[Stored data]
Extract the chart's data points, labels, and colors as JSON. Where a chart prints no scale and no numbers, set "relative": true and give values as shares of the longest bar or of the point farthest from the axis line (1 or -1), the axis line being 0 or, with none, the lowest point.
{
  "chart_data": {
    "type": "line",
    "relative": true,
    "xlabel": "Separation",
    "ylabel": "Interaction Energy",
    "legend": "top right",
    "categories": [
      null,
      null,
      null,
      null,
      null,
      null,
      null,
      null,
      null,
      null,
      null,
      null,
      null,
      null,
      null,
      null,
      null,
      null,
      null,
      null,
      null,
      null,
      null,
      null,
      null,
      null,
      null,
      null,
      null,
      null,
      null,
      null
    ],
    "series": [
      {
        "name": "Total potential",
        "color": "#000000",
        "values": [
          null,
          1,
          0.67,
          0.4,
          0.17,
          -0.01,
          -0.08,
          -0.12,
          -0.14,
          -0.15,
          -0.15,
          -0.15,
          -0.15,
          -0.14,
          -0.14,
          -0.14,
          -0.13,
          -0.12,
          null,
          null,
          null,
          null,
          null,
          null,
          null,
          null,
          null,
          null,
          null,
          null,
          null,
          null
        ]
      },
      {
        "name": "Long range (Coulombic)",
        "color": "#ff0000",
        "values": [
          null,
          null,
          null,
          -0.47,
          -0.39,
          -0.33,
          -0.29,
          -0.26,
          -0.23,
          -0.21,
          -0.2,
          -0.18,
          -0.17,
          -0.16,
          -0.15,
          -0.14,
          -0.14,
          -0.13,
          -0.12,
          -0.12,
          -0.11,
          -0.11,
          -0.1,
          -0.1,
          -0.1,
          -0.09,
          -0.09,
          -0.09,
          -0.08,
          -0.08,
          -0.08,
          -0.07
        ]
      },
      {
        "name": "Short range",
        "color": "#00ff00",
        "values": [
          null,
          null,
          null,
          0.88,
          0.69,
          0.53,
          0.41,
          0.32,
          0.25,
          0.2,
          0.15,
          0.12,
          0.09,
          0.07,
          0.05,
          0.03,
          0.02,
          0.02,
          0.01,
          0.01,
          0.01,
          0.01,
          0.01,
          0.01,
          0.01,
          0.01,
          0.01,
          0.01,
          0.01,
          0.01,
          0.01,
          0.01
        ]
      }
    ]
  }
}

### What the task asks:
All lines above with "true" in them should be returned.

### Solution to the problem:
Extract the chart's data points, labels, and colors as JSON. Where a chart prints no scale and no numbers, set "relative": true and give values as shares of the longest bar or of the point farthest from the axis line (1 or -1), the axis line being 0 or, with none, the lowest point.
    "relative": true,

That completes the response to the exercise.